- **GIVEN TASK**:
Where the data below has the string "hier", return the whole line.

-- RECORDS FOR THE EXERCISE start --

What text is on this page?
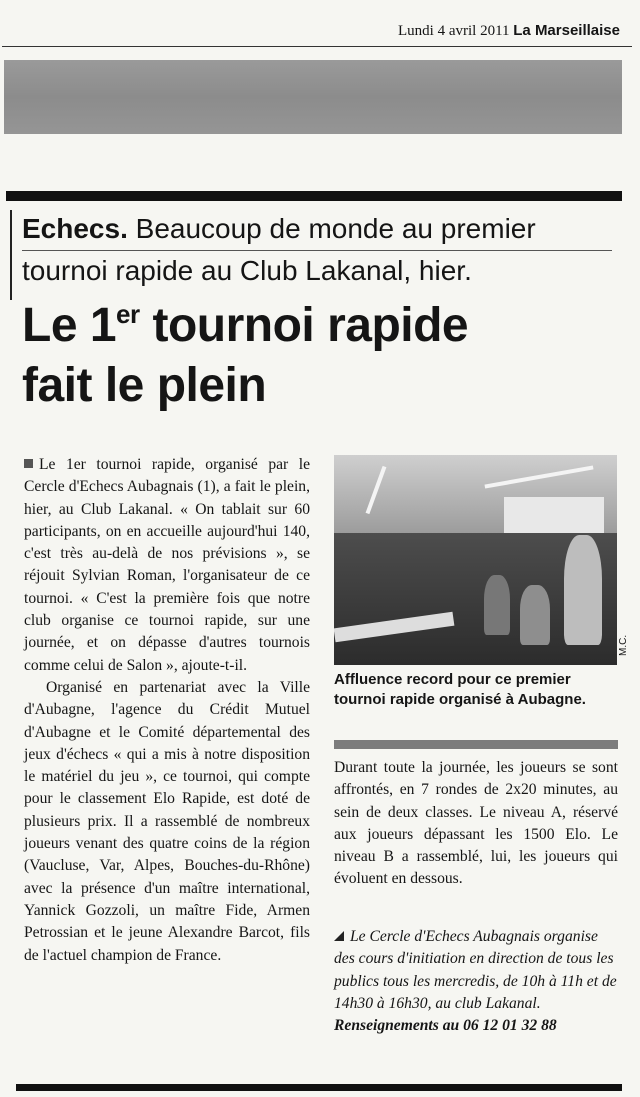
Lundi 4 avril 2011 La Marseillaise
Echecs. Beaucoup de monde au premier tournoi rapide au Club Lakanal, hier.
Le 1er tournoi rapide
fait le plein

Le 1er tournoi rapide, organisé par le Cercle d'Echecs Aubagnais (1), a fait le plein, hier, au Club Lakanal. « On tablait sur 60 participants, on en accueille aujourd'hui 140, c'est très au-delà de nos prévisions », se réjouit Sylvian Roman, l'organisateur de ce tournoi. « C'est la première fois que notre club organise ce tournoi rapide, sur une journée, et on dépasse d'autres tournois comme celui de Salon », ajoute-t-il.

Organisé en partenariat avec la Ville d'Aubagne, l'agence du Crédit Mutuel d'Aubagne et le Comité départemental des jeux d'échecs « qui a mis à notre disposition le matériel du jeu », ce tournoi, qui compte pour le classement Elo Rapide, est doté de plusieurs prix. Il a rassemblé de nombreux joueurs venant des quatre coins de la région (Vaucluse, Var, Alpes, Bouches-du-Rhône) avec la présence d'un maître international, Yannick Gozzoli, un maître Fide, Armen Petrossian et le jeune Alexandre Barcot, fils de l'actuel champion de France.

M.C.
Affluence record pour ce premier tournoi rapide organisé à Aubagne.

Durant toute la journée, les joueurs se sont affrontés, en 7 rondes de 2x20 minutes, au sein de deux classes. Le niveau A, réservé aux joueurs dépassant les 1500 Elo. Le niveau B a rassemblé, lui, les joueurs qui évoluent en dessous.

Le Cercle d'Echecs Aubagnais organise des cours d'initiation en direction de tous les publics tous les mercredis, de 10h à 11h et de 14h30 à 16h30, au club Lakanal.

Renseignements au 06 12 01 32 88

-- RECORDS FOR THE EXERCISE end --

- **RESULT**:
Echecs. Beaucoup de monde au premier tournoi rapide au Club Lakanal, hier.
Le 1er tournoi rapide, organisé par le Cercle d'Echecs Aubagnais (1), a fait le plein, hier, au Club Lakanal. « On tablait sur 60 participants, on en accueille aujourd'hui 140, c'est très au-delà de nos prévisions », se réjouit Sylvian Roman, l'organisateur de ce tournoi. « C'est la première fois que notre club organise ce tournoi rapide, sur une journée, et on dépasse d'autres tournois comme celui de Salon », ajoute-t-il.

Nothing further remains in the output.